◆ **Your goal**
Omit every picture and return the rest of the data unaltered.

◆ **Provided material**
════════════════════

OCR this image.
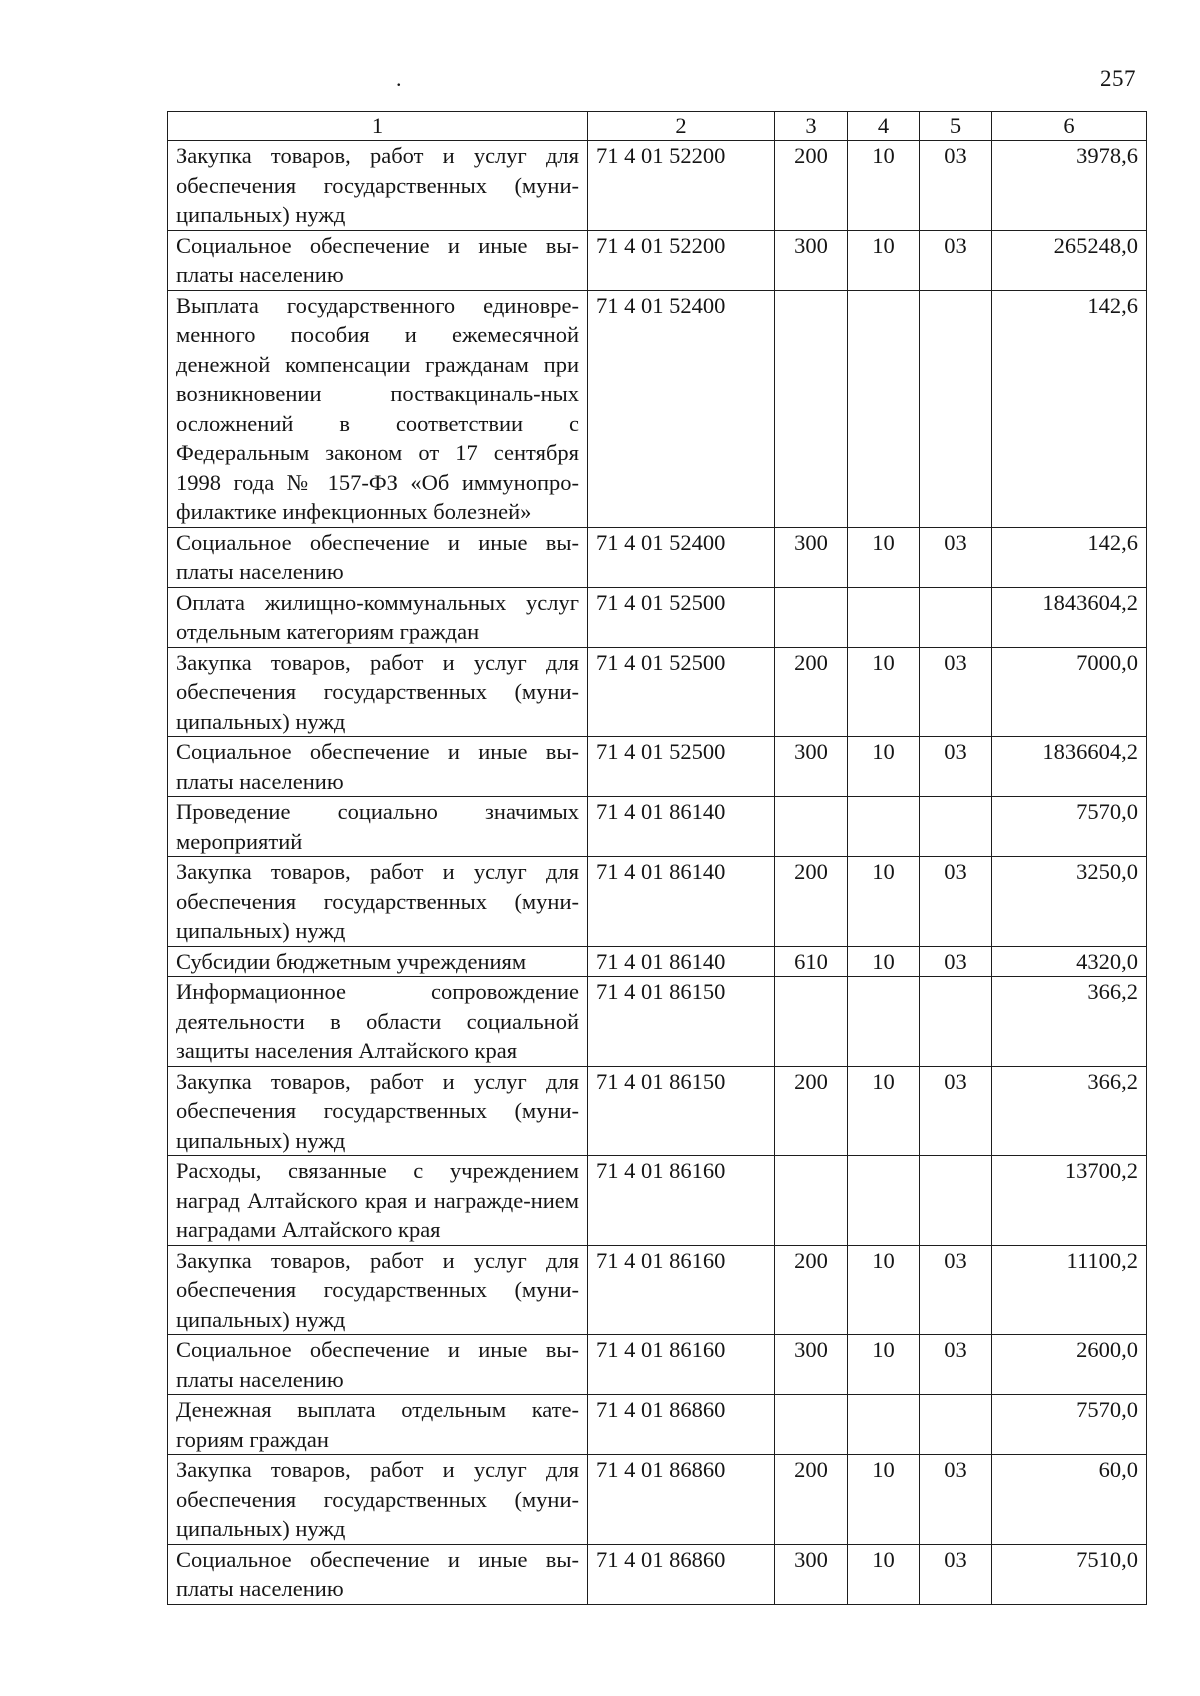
.	257
1	2	3	4	5	6
Закупка товаров, работ и услуг для обеспечения государственных (муни-ципальных) нужд	71 4 01 52200	200	10	03	3978,6
Социальное обеспечение и иные вы-платы населению	71 4 01 52200	300	10	03	265248,0
Выплата государственного единовре-менного пособия и ежемесячной денежной компенсации гражданам при возникновении поствакциналь-ных осложнений в соответствии с Федеральным законом от 17 сентября 1998 года № 157-ФЗ «Об иммунопро-филактике инфекционных болезней»	71 4 01 52400				142,6
Социальное обеспечение и иные вы-платы населению	71 4 01 52400	300	10	03	142,6
Оплата жилищно-коммунальных услуг отдельным категориям граждан	71 4 01 52500				1843604,2
Закупка товаров, работ и услуг для обеспечения государственных (муни-ципальных) нужд	71 4 01 52500	200	10	03	7000,0
Социальное обеспечение и иные вы-платы населению	71 4 01 52500	300	10	03	1836604,2
Проведение социально значимых мероприятий	71 4 01 86140				7570,0
Закупка товаров, работ и услуг для обеспечения государственных (муни-ципальных) нужд	71 4 01 86140	200	10	03	3250,0
Субсидии бюджетным учреждениям	71 4 01 86140	610	10	03	4320,0
Информационное сопровождение деятельности в области социальной защиты населения Алтайского края	71 4 01 86150				366,2
Закупка товаров, работ и услуг для обеспечения государственных (муни-ципальных) нужд	71 4 01 86150	200	10	03	366,2
Расходы, связанные с учреждением наград Алтайского края и награжде-нием наградами Алтайского края	71 4 01 86160				13700,2
Закупка товаров, работ и услуг для обеспечения государственных (муни-ципальных) нужд	71 4 01 86160	200	10	03	11100,2
Социальное обеспечение и иные вы-платы населению	71 4 01 86160	300	10	03	2600,0
Денежная выплата отдельным кате-гориям граждан	71 4 01 86860				7570,0
Закупка товаров, работ и услуг для обеспечения государственных (муни-ципальных) нужд	71 4 01 86860	200	10	03	60,0
Социальное обеспечение и иные вы-платы населению	71 4 01 86860	300	10	03	7510,0
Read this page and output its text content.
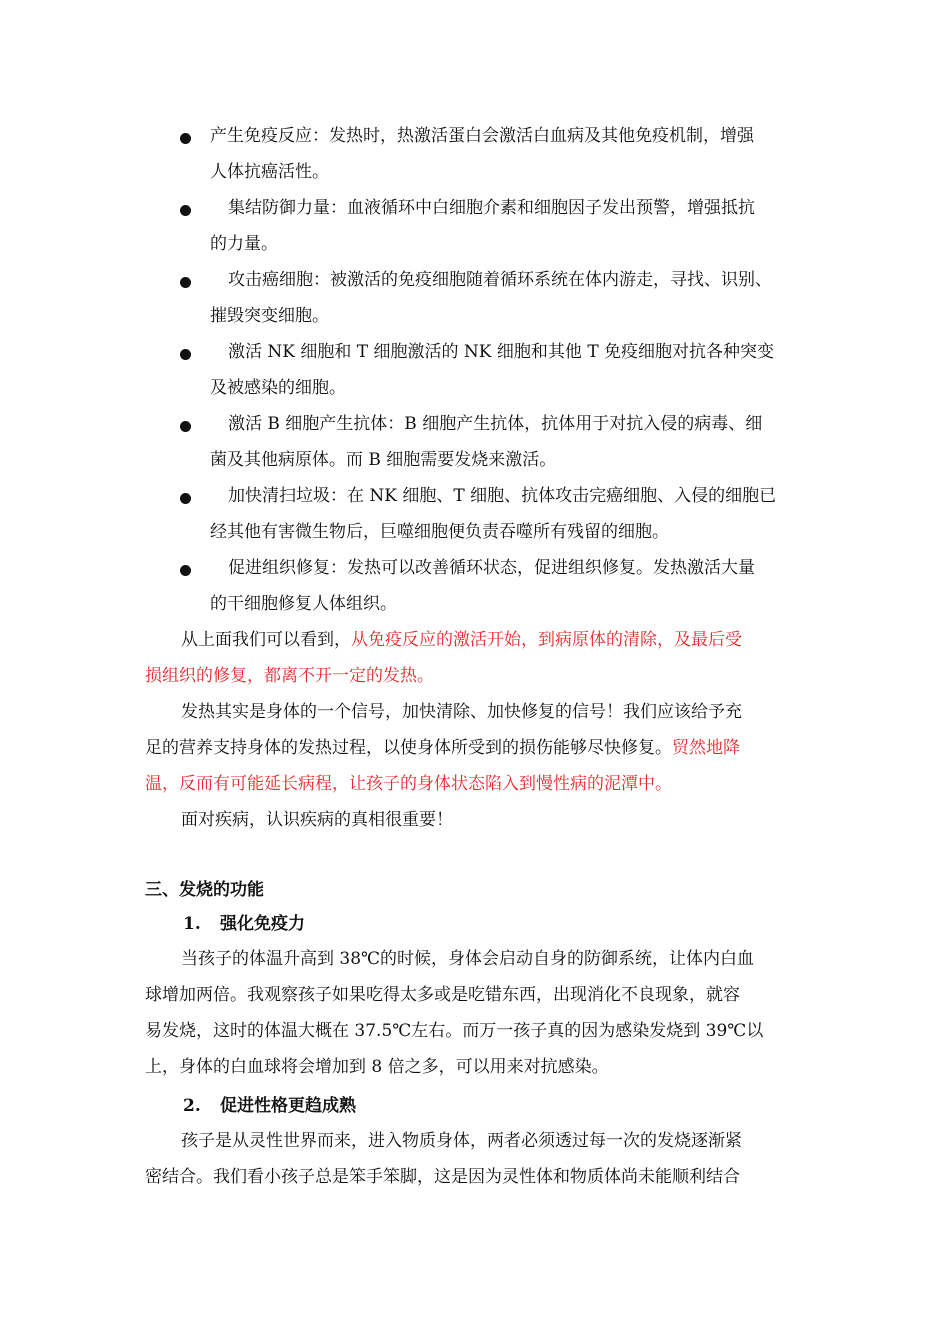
产生免疫反应：发热时，热激活蛋白会激活白血病及其他免疫机制，增强
人体抗癌活性。
集结防御力量：血液循环中白细胞介素和细胞因子发出预警，增强抵抗
的力量。
攻击癌细胞：被激活的免疫细胞随着循环系统在体内游走，寻找、识别、
摧毁突变细胞。
激活 NK 细胞和 T 细胞激活的 NK 细胞和其他 T 免疫细胞对抗各种突变
及被感染的细胞。
激活 B 细胞产生抗体：B 细胞产生抗体，抗体用于对抗入侵的病毒、细
菌及其他病原体。而 B 细胞需要发烧来激活。
加快清扫垃圾：在 NK 细胞、T 细胞、抗体攻击完癌细胞、入侵的细胞已
经其他有害微生物后，巨噬细胞便负责吞噬所有残留的细胞。
促进组织修复：发热可以改善循环状态，促进组织修复。发热激活大量
的干细胞修复人体组织。
从上面我们可以看到，从免疫反应的激活开始，到病原体的清除，及最后受
损组织的修复，都离不开一定的发热。
发热其实是身体的一个信号，加快清除、加快修复的信号！我们应该给予充
足的营养支持身体的发热过程，以使身体所受到的损伤能够尽快修复。贸然地降
温，反而有可能延长病程，让孩子的身体状态陷入到慢性病的泥潭中。
面对疾病，认识疾病的真相很重要！
三、发烧的功能
1. 强化免疫力
当孩子的体温升高到 38℃的时候，身体会启动自身的防御系统，让体内白血
球增加两倍。我观察孩子如果吃得太多或是吃错东西，出现消化不良现象，就容
易发烧，这时的体温大概在 37.5℃左右。而万一孩子真的因为感染发烧到 39℃以
上，身体的白血球将会增加到 8 倍之多，可以用来对抗感染。
2. 促进性格更趋成熟
孩子是从灵性世界而来，进入物质身体，两者必须透过每一次的发烧逐渐紧
密结合。我们看小孩子总是笨手笨脚，这是因为灵性体和物质体尚未能顺利结合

════════════════════

◆ **Task output**
OCR this image.
.	257
1	2	3	4	5	6
Закупка товаров, работ и услуг для обеспечения государственных (муни-ципальных) нужд	71 4 01 52200	200	10	03	3978,6
Социальное обеспечение и иные вы-платы населению	71 4 01 52200	300	10	03	265248,0
Выплата государственного единовре-менного пособия и ежемесячной денежной компенсации гражданам при возникновении поствакциналь-ных осложнений в соответствии с Федеральным законом от 17 сентября 1998 года № 157-ФЗ «Об иммунопро-филактике инфекционных болезней»	71 4 01 52400				142,6
Социальное обеспечение и иные вы-платы населению	71 4 01 52400	300	10	03	142,6
Оплата жилищно-коммунальных услуг отдельным категориям граждан	71 4 01 52500				1843604,2
Закупка товаров, работ и услуг для обеспечения государственных (муни-ципальных) нужд	71 4 01 52500	200	10	03	7000,0
Социальное обеспечение и иные вы-платы населению	71 4 01 52500	300	10	03	1836604,2
Проведение социально значимых мероприятий	71 4 01 86140				7570,0
Закупка товаров, работ и услуг для обеспечения государственных (муни-ципальных) нужд	71 4 01 86140	200	10	03	3250,0
Субсидии бюджетным учреждениям	71 4 01 86140	610	10	03	4320,0
Информационное сопровождение деятельности в области социальной защиты населения Алтайского края	71 4 01 86150				366,2
Закупка товаров, работ и услуг для обеспечения государственных (муни-ципальных) нужд	71 4 01 86150	200	10	03	366,2
Расходы, связанные с учреждением наград Алтайского края и награжде-нием наградами Алтайского края	71 4 01 86160				13700,2
Закупка товаров, работ и услуг для обеспечения государственных (муни-ципальных) нужд	71 4 01 86160	200	10	03	11100,2
Социальное обеспечение и иные вы-платы населению	71 4 01 86160	300	10	03	2600,0
Денежная выплата отдельным кате-гориям граждан	71 4 01 86860				7570,0
Закупка товаров, работ и услуг для обеспечения государственных (муни-ципальных) нужд	71 4 01 86860	200	10	03	60,0
Социальное обеспечение и иные вы-платы населению	71 4 01 86860	300	10	03	7510,0
Read this page and output its text content.
产生免疫反应：发热时，热激活蛋白会激活白血病及其他免疫机制，增强
人体抗癌活性。
集结防御力量：血液循环中白细胞介素和细胞因子发出预警，增强抵抗
的力量。
攻击癌细胞：被激活的免疫细胞随着循环系统在体内游走，寻找、识别、
摧毁突变细胞。
激活 NK 细胞和 T 细胞激活的 NK 细胞和其他 T 免疫细胞对抗各种突变
及被感染的细胞。
激活 B 细胞产生抗体：B 细胞产生抗体，抗体用于对抗入侵的病毒、细
菌及其他病原体。而 B 细胞需要发烧来激活。
加快清扫垃圾：在 NK 细胞、T 细胞、抗体攻击完癌细胞、入侵的细胞已
经其他有害微生物后，巨噬细胞便负责吞噬所有残留的细胞。
促进组织修复：发热可以改善循环状态，促进组织修复。发热激活大量
的干细胞修复人体组织。
从上面我们可以看到，从免疫反应的激活开始，到病原体的清除，及最后受
损组织的修复，都离不开一定的发热。
发热其实是身体的一个信号，加快清除、加快修复的信号！我们应该给予充
足的营养支持身体的发热过程，以使身体所受到的损伤能够尽快修复。贸然地降
温，反而有可能延长病程，让孩子的身体状态陷入到慢性病的泥潭中。
面对疾病，认识疾病的真相很重要！
三、发烧的功能
1. 强化免疫力
当孩子的体温升高到 38℃的时候，身体会启动自身的防御系统，让体内白血
球增加两倍。我观察孩子如果吃得太多或是吃错东西，出现消化不良现象，就容
易发烧，这时的体温大概在 37.5℃左右。而万一孩子真的因为感染发烧到 39℃以
上，身体的白血球将会增加到 8 倍之多，可以用来对抗感染。
2. 促进性格更趋成熟
孩子是从灵性世界而来，进入物质身体，两者必须透过每一次的发烧逐渐紧
密结合。我们看小孩子总是笨手笨脚，这是因为灵性体和物质体尚未能顺利结合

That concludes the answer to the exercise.